Some records:
^^^^^^^^

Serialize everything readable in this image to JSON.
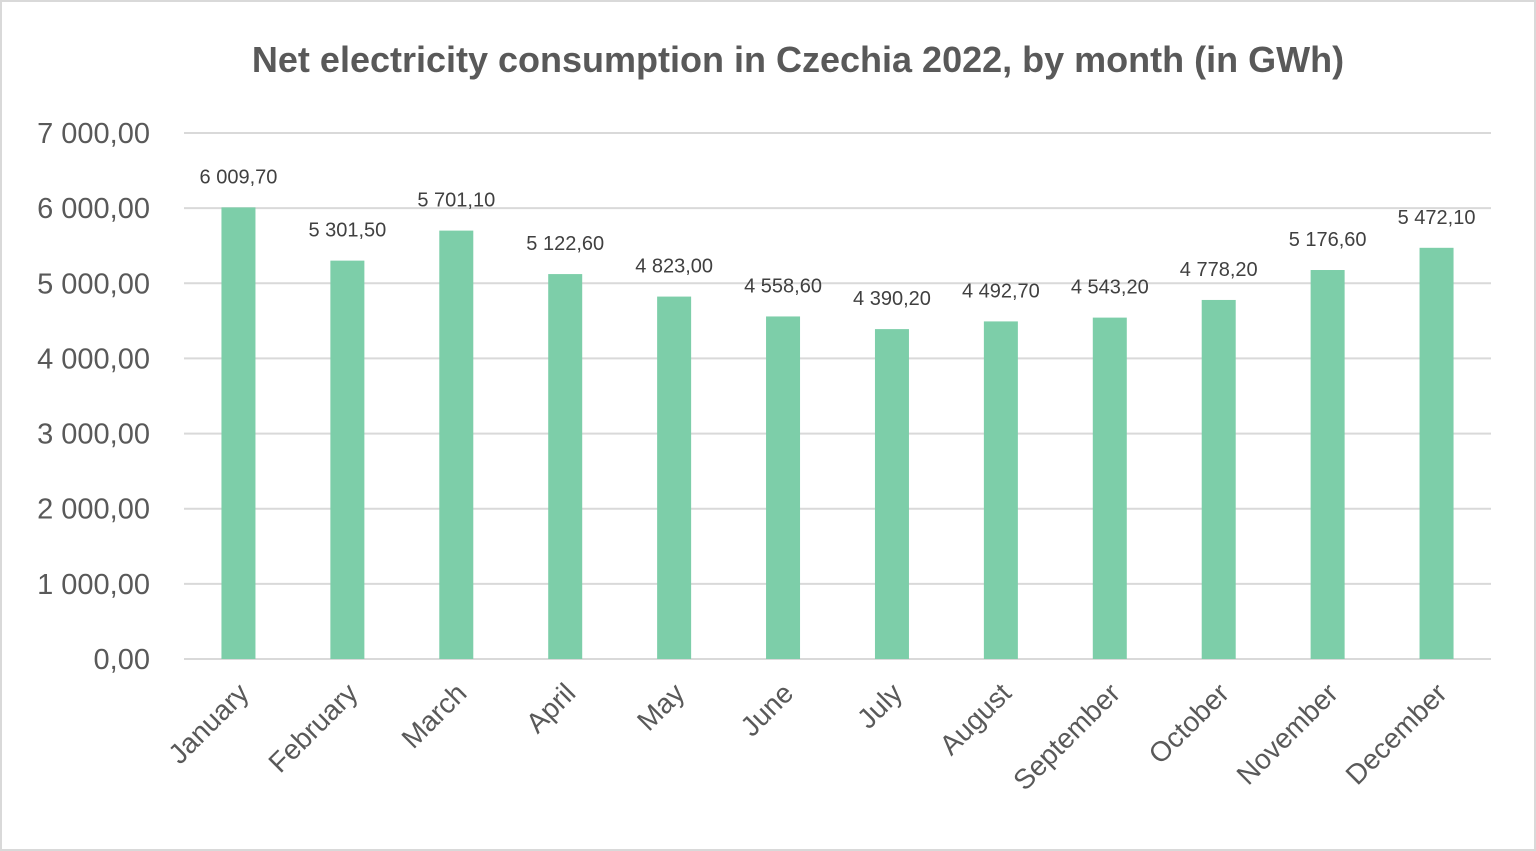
{
  "chart_data": {
    "type": "bar",
    "title": "Net electricity consumption in Czechia 2022, by month (in GWh)",
    "categories": [
      "January",
      "February",
      "March",
      "April",
      "May",
      "June",
      "July",
      "August",
      "September",
      "October",
      "November",
      "December"
    ],
    "values": [
      6009.7,
      5301.5,
      5701.1,
      5122.6,
      4823.0,
      4558.6,
      4390.2,
      4492.7,
      4543.2,
      4778.2,
      5176.6,
      5472.1
    ],
    "data_labels": [
      "6 009,70",
      "5 301,50",
      "5 701,10",
      "5 122,60",
      "4 823,00",
      "4 558,60",
      "4 390,20",
      "4 492,70",
      "4 543,20",
      "4 778,20",
      "5 176,60",
      "5 472,10"
    ],
    "ylim": [
      0,
      7000
    ],
    "yticks": [
      0,
      1000,
      2000,
      3000,
      4000,
      5000,
      6000,
      7000
    ],
    "ytick_labels": [
      "0,00",
      "1 000,00",
      "2 000,00",
      "3 000,00",
      "4 000,00",
      "5 000,00",
      "6 000,00",
      "7 000,00"
    ],
    "grid": true,
    "legend": "none",
    "colors": {
      "bar": "#7dcea9",
      "grid": "#d9d9d9",
      "text": "#595959"
    }
  }
}
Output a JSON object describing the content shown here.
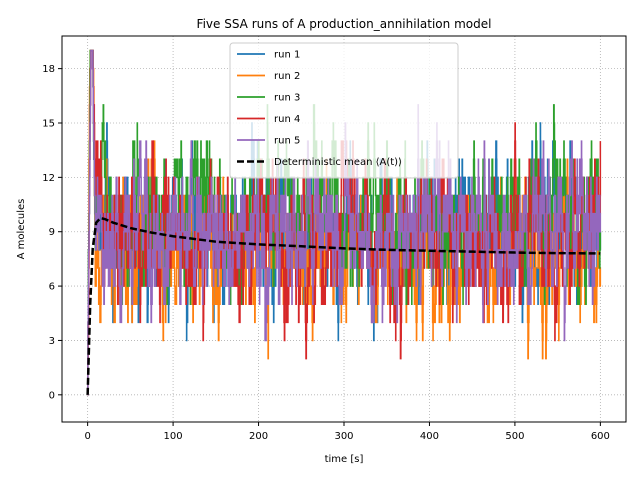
{
  "chart_data": {
    "type": "line",
    "title": "Five SSA runs of A production_annihilation model",
    "xlabel": "time [s]",
    "ylabel": "A molecules",
    "xlim": [
      -30,
      630
    ],
    "ylim": [
      -1.5,
      19.8
    ],
    "xticks": [
      0,
      100,
      200,
      300,
      400,
      500,
      600
    ],
    "yticks": [
      0,
      3,
      6,
      9,
      12,
      15,
      18
    ],
    "grid": true,
    "legend_position": "top-center",
    "series": [
      {
        "name": "run 1",
        "color": "#1f77b4",
        "style": "step",
        "seed": 11,
        "x": [
          0,
          600
        ],
        "y": [
          0,
          8
        ]
      },
      {
        "name": "run 2",
        "color": "#ff7f0e",
        "style": "step",
        "seed": 23,
        "x": [
          0,
          600
        ],
        "y": [
          0,
          7
        ]
      },
      {
        "name": "run 3",
        "color": "#2ca02c",
        "style": "step",
        "seed": 37,
        "x": [
          0,
          600
        ],
        "y": [
          0,
          9
        ]
      },
      {
        "name": "run 4",
        "color": "#d62728",
        "style": "step",
        "seed": 41,
        "x": [
          0,
          600
        ],
        "y": [
          0,
          8
        ]
      },
      {
        "name": "run 5",
        "color": "#9467bd",
        "style": "step",
        "seed": 53,
        "x": [
          0,
          600
        ],
        "y": [
          0,
          8
        ]
      },
      {
        "name": "Deterministic mean ⟨A(t)⟩",
        "color": "#000000",
        "style": "dashed",
        "x": [
          0,
          3,
          6,
          10,
          15,
          20,
          30,
          50,
          75,
          100,
          150,
          200,
          250,
          300,
          350,
          400,
          450,
          500,
          550,
          600
        ],
        "y": [
          0,
          5.0,
          8.1,
          9.5,
          9.75,
          9.7,
          9.5,
          9.2,
          8.95,
          8.75,
          8.45,
          8.3,
          8.2,
          8.08,
          8.0,
          7.95,
          7.9,
          7.85,
          7.82,
          7.8
        ]
      }
    ]
  }
}
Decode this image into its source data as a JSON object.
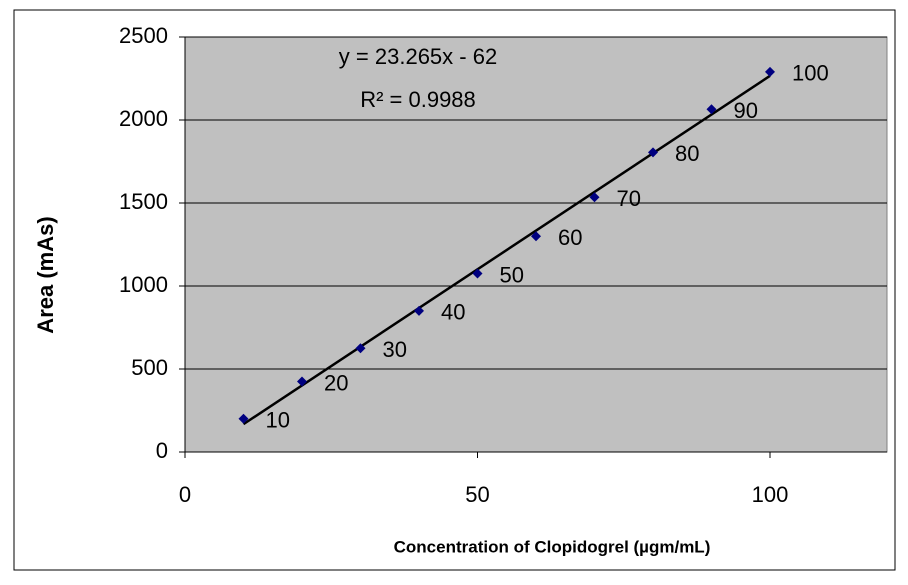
{
  "chart_data": {
    "type": "scatter",
    "x_label": "Concentration of Clopidogrel (µgm/mL)",
    "y_label": "Area (mAs)",
    "x": [
      10,
      20,
      30,
      40,
      50,
      60,
      70,
      80,
      90,
      100
    ],
    "series": [
      {
        "color": "#000080",
        "values": [
          200,
          425,
          625,
          850,
          1075,
          1300,
          1535,
          1805,
          2065,
          2290
        ]
      }
    ],
    "xlim": [
      0,
      120
    ],
    "xticks": [
      0,
      50,
      100
    ],
    "ylim": [
      0,
      2500
    ],
    "yticks": [
      0,
      500,
      1000,
      1500,
      2000,
      2500
    ],
    "grid": true,
    "trendline": true,
    "equation": "y = 23.265x - 62",
    "r_squared": "R² = 0.9988"
  }
}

^^^^^^^^

Looking at the data above, show all lines where the word "name" occurs.

        "name": "run 1",
        "name": "run 2",
        "name": "run 3",
        "name": "run 4",
        "name": "run 5",
        "name": "Deterministic mean ⟨A(t)⟩",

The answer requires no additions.